Exercise material
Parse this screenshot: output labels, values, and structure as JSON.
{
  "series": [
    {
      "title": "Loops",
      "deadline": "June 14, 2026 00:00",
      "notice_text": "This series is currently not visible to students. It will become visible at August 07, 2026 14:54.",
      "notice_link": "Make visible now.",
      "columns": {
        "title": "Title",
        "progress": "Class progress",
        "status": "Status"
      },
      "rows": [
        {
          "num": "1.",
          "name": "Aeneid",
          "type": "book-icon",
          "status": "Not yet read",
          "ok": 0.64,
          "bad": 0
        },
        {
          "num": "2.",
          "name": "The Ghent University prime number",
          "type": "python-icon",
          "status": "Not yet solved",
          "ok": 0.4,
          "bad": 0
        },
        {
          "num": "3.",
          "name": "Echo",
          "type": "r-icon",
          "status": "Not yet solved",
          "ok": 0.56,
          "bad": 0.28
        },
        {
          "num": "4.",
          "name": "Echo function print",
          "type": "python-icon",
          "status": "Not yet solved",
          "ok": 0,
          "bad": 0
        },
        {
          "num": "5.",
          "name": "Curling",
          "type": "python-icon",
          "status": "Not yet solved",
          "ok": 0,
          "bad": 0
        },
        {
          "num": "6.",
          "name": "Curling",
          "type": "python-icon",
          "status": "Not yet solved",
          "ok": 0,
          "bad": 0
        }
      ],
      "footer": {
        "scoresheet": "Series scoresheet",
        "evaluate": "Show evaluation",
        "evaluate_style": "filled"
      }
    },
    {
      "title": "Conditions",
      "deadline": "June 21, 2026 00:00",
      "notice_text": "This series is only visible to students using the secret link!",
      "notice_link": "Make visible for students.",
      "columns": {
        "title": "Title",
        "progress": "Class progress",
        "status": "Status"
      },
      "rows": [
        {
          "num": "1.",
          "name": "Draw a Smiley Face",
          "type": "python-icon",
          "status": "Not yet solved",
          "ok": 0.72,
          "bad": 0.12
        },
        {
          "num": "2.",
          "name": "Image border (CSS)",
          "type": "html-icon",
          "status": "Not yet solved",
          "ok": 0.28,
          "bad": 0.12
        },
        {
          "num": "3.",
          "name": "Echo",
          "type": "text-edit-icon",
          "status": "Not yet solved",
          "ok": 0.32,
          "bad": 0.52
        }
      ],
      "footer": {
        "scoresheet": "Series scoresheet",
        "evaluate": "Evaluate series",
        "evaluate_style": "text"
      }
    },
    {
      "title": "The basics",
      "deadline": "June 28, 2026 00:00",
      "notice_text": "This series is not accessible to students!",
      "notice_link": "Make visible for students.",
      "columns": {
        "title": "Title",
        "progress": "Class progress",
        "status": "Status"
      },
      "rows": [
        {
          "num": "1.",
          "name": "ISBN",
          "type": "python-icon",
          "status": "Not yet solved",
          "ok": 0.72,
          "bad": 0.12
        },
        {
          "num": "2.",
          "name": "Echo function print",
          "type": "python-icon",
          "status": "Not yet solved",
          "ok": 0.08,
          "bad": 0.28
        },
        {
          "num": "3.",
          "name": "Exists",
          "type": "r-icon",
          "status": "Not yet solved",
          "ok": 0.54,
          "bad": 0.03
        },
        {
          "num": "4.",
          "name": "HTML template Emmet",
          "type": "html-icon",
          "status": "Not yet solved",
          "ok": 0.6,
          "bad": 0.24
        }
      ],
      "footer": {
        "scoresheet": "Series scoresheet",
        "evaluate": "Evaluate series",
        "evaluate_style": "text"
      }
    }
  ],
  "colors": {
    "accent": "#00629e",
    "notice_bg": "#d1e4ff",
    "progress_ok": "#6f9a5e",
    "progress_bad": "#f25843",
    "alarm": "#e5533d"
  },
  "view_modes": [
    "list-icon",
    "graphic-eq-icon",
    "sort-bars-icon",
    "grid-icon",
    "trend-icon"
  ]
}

Exercise directions
Return all of the data word for word.

Answer below
Parse this screenshot: output labels, values, and structure as JSON.
{
  "series": [
    {
      "title": "Loops",
      "deadline": "June 14, 2026 00:00",
      "notice_text": "This series is currently not visible to students. It will become visible at August 07, 2026 14:54.",
      "notice_link": "Make visible now.",
      "columns": {
        "title": "Title",
        "progress": "Class progress",
        "status": "Status"
      },
      "rows": [
        {
          "num": "1.",
          "name": "Aeneid",
          "type": "book-icon",
          "status": "Not yet read",
          "ok": 0.64,
          "bad": 0
        },
        {
          "num": "2.",
          "name": "The Ghent University prime number",
          "type": "python-icon",
          "status": "Not yet solved",
          "ok": 0.4,
          "bad": 0
        },
        {
          "num": "3.",
          "name": "Echo",
          "type": "r-icon",
          "status": "Not yet solved",
          "ok": 0.56,
          "bad": 0.28
        },
        {
          "num": "4.",
          "name": "Echo function print",
          "type": "python-icon",
          "status": "Not yet solved",
          "ok": 0,
          "bad": 0
        },
        {
          "num": "5.",
          "name": "Curling",
          "type": "python-icon",
          "status": "Not yet solved",
          "ok": 0,
          "bad": 0
        },
        {
          "num": "6.",
          "name": "Curling",
          "type": "python-icon",
          "status": "Not yet solved",
          "ok": 0,
          "bad": 0
        }
      ],
      "footer": {
        "scoresheet": "Series scoresheet",
        "evaluate": "Show evaluation",
        "evaluate_style": "filled"
      }
    },
    {
      "title": "Conditions",
      "deadline": "June 21, 2026 00:00",
      "notice_text": "This series is only visible to students using the secret link!",
      "notice_link": "Make visible for students.",
      "columns": {
        "title": "Title",
        "progress": "Class progress",
        "status": "Status"
      },
      "rows": [
        {
          "num": "1.",
          "name": "Draw a Smiley Face",
          "type": "python-icon",
          "status": "Not yet solved",
          "ok": 0.72,
          "bad": 0.12
        },
        {
          "num": "2.",
          "name": "Image border (CSS)",
          "type": "html-icon",
          "status": "Not yet solved",
          "ok": 0.28,
          "bad": 0.12
        },
        {
          "num": "3.",
          "name": "Echo",
          "type": "text-edit-icon",
          "status": "Not yet solved",
          "ok": 0.32,
          "bad": 0.52
        }
      ],
      "footer": {
        "scoresheet": "Series scoresheet",
        "evaluate": "Evaluate series",
        "evaluate_style": "text"
      }
    },
    {
      "title": "The basics",
      "deadline": "June 28, 2026 00:00",
      "notice_text": "This series is not accessible to students!",
      "notice_link": "Make visible for students.",
      "columns": {
        "title": "Title",
        "progress": "Class progress",
        "status": "Status"
      },
      "rows": [
        {
          "num": "1.",
          "name": "ISBN",
          "type": "python-icon",
          "status": "Not yet solved",
          "ok": 0.72,
          "bad": 0.12
        },
        {
          "num": "2.",
          "name": "Echo function print",
          "type": "python-icon",
          "status": "Not yet solved",
          "ok": 0.08,
          "bad": 0.28
        },
        {
          "num": "3.",
          "name": "Exists",
          "type": "r-icon",
          "status": "Not yet solved",
          "ok": 0.54,
          "bad": 0.03
        },
        {
          "num": "4.",
          "name": "HTML template Emmet",
          "type": "html-icon",
          "status": "Not yet solved",
          "ok": 0.6,
          "bad": 0.24
        }
      ],
      "footer": {
        "scoresheet": "Series scoresheet",
        "evaluate": "Evaluate series",
        "evaluate_style": "text"
      }
    }
  ],
  "colors": {
    "accent": "#00629e",
    "notice_bg": "#d1e4ff",
    "progress_ok": "#6f9a5e",
    "progress_bad": "#f25843",
    "alarm": "#e5533d"
  },
  "view_modes": [
    "list-icon",
    "graphic-eq-icon",
    "sort-bars-icon",
    "grid-icon",
    "trend-icon"
  ]
}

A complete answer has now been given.